Copy every line of the items below word for word, leaving the pictures out of your answer.

=-=-=

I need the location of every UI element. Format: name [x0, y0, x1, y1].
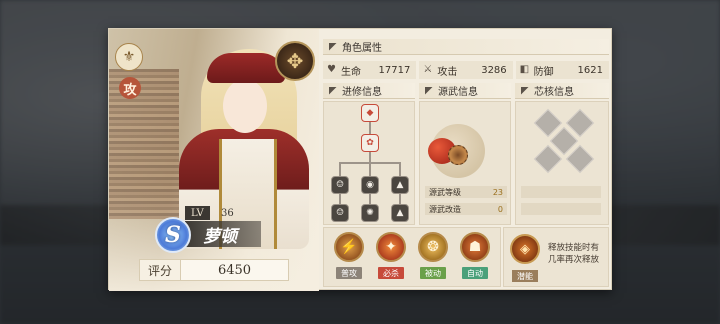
tree-node-leaf-left[interactable]: ☺ [331, 204, 349, 222]
tree-connector [399, 162, 401, 176]
stat-value: 17717 [378, 64, 411, 76]
potential-skill-icon: ◈ [510, 234, 540, 264]
role-type-badge: 攻 [119, 77, 141, 99]
tree-connector [369, 194, 371, 204]
skill-label: 普攻 [336, 267, 362, 279]
skill-label: 被动 [420, 267, 446, 279]
level-value: 36 [221, 207, 234, 219]
passive-icon: ❂ [418, 232, 448, 262]
tree-connector [369, 152, 371, 162]
weapon-image[interactable] [428, 124, 485, 178]
score-box: 评分 6450 [139, 259, 289, 281]
sword-icon: ⚔ [423, 64, 433, 75]
skill-ultimate[interactable]: ✦ 必杀 [374, 232, 408, 286]
weapon-level-row: 源武等级 23 [425, 186, 507, 198]
potential-skill[interactable]: ◈ 潜能 释放技能时有几率再次释放 [503, 227, 609, 287]
weapon-refine-value: 0 [497, 204, 503, 214]
skill-auto[interactable]: ☗ 自动 [458, 232, 492, 286]
weapon-title: 源武信息 [438, 87, 478, 98]
tree-node-root[interactable]: ◆ [361, 104, 379, 122]
tree-node-leaf-mid[interactable]: ✺ [361, 204, 379, 222]
tree-node-branch-right[interactable]: ▲ [391, 176, 409, 194]
stats-row: ♥ 生命 17717 ⚔ 攻击 3286 ◧ 防御 1621 [323, 61, 609, 79]
shield-icon: ◧ [519, 64, 530, 75]
score-label: 评分 [147, 263, 172, 278]
auto-skill-icon: ☗ [460, 232, 490, 262]
character-portrait-card: ⚜ 攻 ✥ LV 36 萝顿 S 评分 6450 [109, 29, 319, 291]
rank-badge: S [155, 217, 191, 253]
core-header: 芯核信息 [515, 83, 609, 99]
weapon-refine-row: 源武改造 0 [425, 203, 507, 215]
advancement-title: 进修信息 [342, 87, 382, 98]
core-stat-row [521, 203, 601, 215]
tree-connector [399, 194, 401, 204]
heart-icon: ♥ [327, 64, 336, 75]
weapon-level-value: 23 [492, 187, 503, 197]
weapon-refine-label: 源武改造 [429, 204, 461, 214]
score-value: 6450 [180, 260, 288, 280]
tree-node-branch-mid[interactable]: ◉ [361, 176, 379, 194]
normal-attack-icon: ⚡ [334, 232, 364, 262]
skill-label: 自动 [462, 267, 488, 279]
skill-normal-attack[interactable]: ⚡ 普攻 [332, 232, 366, 286]
tree-node-level2[interactable]: ✿ [361, 134, 379, 152]
tree-node-leaf-right[interactable]: ▲ [391, 204, 409, 222]
weapon-emblem-icon[interactable]: ✥ [275, 41, 315, 81]
advancement-tree[interactable]: ◆ ✿ ☺ ◉ ▲ ☺ ✺ ▲ [323, 101, 415, 225]
attributes-title: 角色属性 [342, 43, 382, 54]
tree-connector [369, 120, 371, 134]
tree-connector [339, 194, 341, 204]
gear-icon [448, 145, 468, 165]
core-stat-row [521, 186, 601, 198]
stat-value: 1621 [577, 64, 603, 76]
character-hat [207, 53, 285, 83]
attributes-header: 角色属性 [323, 39, 609, 55]
core-title: 芯核信息 [534, 87, 574, 98]
stat-value: 3286 [481, 64, 507, 76]
character-name: 萝顿 [185, 221, 261, 247]
weapon-header: 源武信息 [419, 83, 511, 99]
section-marker-icon [329, 42, 337, 51]
tree-connector [339, 162, 341, 176]
ultimate-icon: ✦ [376, 232, 406, 262]
stat-label: 生命 [341, 66, 361, 78]
tree-node-branch-left[interactable]: ☺ [331, 176, 349, 194]
stat-attack: ⚔ 攻击 3286 [419, 61, 513, 79]
tree-connector [369, 162, 371, 176]
section-marker-icon [425, 86, 433, 95]
stat-defense: ◧ 防御 1621 [515, 61, 609, 79]
stat-label: 防御 [533, 66, 554, 78]
section-marker-icon [329, 86, 337, 95]
level-label: LV [185, 206, 210, 220]
section-marker-icon [521, 86, 529, 95]
character-info-panel: ⚜ 攻 ✥ LV 36 萝顿 S 评分 6450 角色属性 ♥ 生命 17717… [108, 28, 612, 291]
stat-label: 攻击 [437, 66, 458, 78]
stat-hp: ♥ 生命 17717 [323, 61, 417, 79]
skill-label: 必杀 [378, 267, 404, 279]
potential-skill-label: 潜能 [512, 270, 538, 282]
skill-passive[interactable]: ❂ 被动 [416, 232, 450, 286]
character-face [223, 79, 267, 133]
faction-logo-icon[interactable]: ⚜ [115, 43, 143, 71]
weapon-level-label: 源武等级 [429, 187, 461, 197]
advancement-header: 进修信息 [323, 83, 415, 99]
skills-bar: ⚡ 普攻 ✦ 必杀 ❂ 被动 ☗ 自动 [323, 227, 501, 287]
potential-skill-description: 释放技能时有几率再次释放 [548, 243, 600, 265]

=-=-=

Answer to the exercise.
I need the location of every UI element. Format: name [x0, y0, x1, y1].
tree-node-leaf-left[interactable]: ☺ [331, 204, 349, 222]
tree-connector [399, 162, 401, 176]
stat-value: 17717 [378, 64, 411, 76]
potential-skill-icon: ◈ [510, 234, 540, 264]
role-type-badge: 攻 [119, 77, 141, 99]
tree-connector [369, 194, 371, 204]
skill-label: 普攻 [336, 267, 362, 279]
skill-label: 被动 [420, 267, 446, 279]
level-value: 36 [221, 207, 234, 219]
passive-icon: ❂ [418, 232, 448, 262]
tree-connector [369, 152, 371, 162]
weapon-image[interactable] [428, 124, 485, 178]
score-box: 评分 6450 [139, 259, 289, 281]
sword-icon: ⚔ [423, 64, 433, 75]
skill-ultimate[interactable]: ✦ 必杀 [374, 232, 408, 286]
weapon-level-row: 源武等级 23 [425, 186, 507, 198]
potential-skill[interactable]: ◈ 潜能 释放技能时有几率再次释放 [503, 227, 609, 287]
weapon-refine-value: 0 [497, 204, 503, 214]
skill-auto[interactable]: ☗ 自动 [458, 232, 492, 286]
weapon-title: 源武信息 [438, 87, 478, 98]
tree-node-root[interactable]: ◆ [361, 104, 379, 122]
tree-node-leaf-mid[interactable]: ✺ [361, 204, 379, 222]
tree-node-branch-right[interactable]: ▲ [391, 176, 409, 194]
stats-row: ♥ 生命 17717 ⚔ 攻击 3286 ◧ 防御 1621 [323, 61, 609, 79]
shield-icon: ◧ [519, 64, 530, 75]
score-label: 评分 [147, 263, 172, 278]
auto-skill-icon: ☗ [460, 232, 490, 262]
character-portrait-card: ⚜ 攻 ✥ LV 36 萝顿 S 评分 6450 [109, 29, 319, 291]
rank-badge: S [155, 217, 191, 253]
core-header: 芯核信息 [515, 83, 609, 99]
weapon-refine-row: 源武改造 0 [425, 203, 507, 215]
advancement-title: 进修信息 [342, 87, 382, 98]
core-stat-row [521, 203, 601, 215]
tree-connector [399, 194, 401, 204]
heart-icon: ♥ [327, 64, 336, 75]
weapon-level-value: 23 [492, 187, 503, 197]
weapon-refine-label: 源武改造 [429, 204, 461, 214]
score-value: 6450 [180, 260, 288, 280]
tree-node-branch-mid[interactable]: ◉ [361, 176, 379, 194]
normal-attack-icon: ⚡ [334, 232, 364, 262]
skill-label: 自动 [462, 267, 488, 279]
skill-normal-attack[interactable]: ⚡ 普攻 [332, 232, 366, 286]
tree-node-level2[interactable]: ✿ [361, 134, 379, 152]
tree-node-leaf-right[interactable]: ▲ [391, 204, 409, 222]
weapon-emblem-icon[interactable]: ✥ [275, 41, 315, 81]
advancement-tree[interactable]: ◆ ✿ ☺ ◉ ▲ ☺ ✺ ▲ [323, 101, 415, 225]
attributes-title: 角色属性 [342, 43, 382, 54]
tree-connector [369, 120, 371, 134]
tree-connector [339, 194, 341, 204]
gear-icon [448, 145, 468, 165]
core-stat-row [521, 186, 601, 198]
stat-value: 1621 [577, 64, 603, 76]
character-hat [207, 53, 285, 83]
attributes-header: 角色属性 [323, 39, 609, 55]
core-title: 芯核信息 [534, 87, 574, 98]
stat-value: 3286 [481, 64, 507, 76]
character-name: 萝顿 [185, 221, 261, 247]
weapon-header: 源武信息 [419, 83, 511, 99]
section-marker-icon [329, 42, 337, 51]
tree-connector [339, 162, 341, 176]
ultimate-icon: ✦ [376, 232, 406, 262]
stat-label: 生命 [341, 66, 361, 78]
tree-node-branch-left[interactable]: ☺ [331, 176, 349, 194]
stat-attack: ⚔ 攻击 3286 [419, 61, 513, 79]
tree-connector [369, 162, 371, 176]
section-marker-icon [425, 86, 433, 95]
stat-defense: ◧ 防御 1621 [515, 61, 609, 79]
stat-label: 防御 [533, 66, 554, 78]
section-marker-icon [329, 86, 337, 95]
level-label: LV [185, 206, 210, 220]
section-marker-icon [521, 86, 529, 95]
character-info-panel: ⚜ 攻 ✥ LV 36 萝顿 S 评分 6450 角色属性 ♥ 生命 17717… [108, 28, 612, 291]
stat-label: 攻击 [437, 66, 458, 78]
stat-hp: ♥ 生命 17717 [323, 61, 417, 79]
skill-label: 必杀 [378, 267, 404, 279]
potential-skill-label: 潜能 [512, 270, 538, 282]
skill-passive[interactable]: ❂ 被动 [416, 232, 450, 286]
character-face [223, 79, 267, 133]
faction-logo-icon[interactable]: ⚜ [115, 43, 143, 71]
weapon-level-label: 源武等级 [429, 187, 461, 197]
advancement-header: 进修信息 [323, 83, 415, 99]
skills-bar: ⚡ 普攻 ✦ 必杀 ❂ 被动 ☗ 自动 [323, 227, 501, 287]
potential-skill-description: 释放技能时有几率再次释放 [548, 243, 600, 265]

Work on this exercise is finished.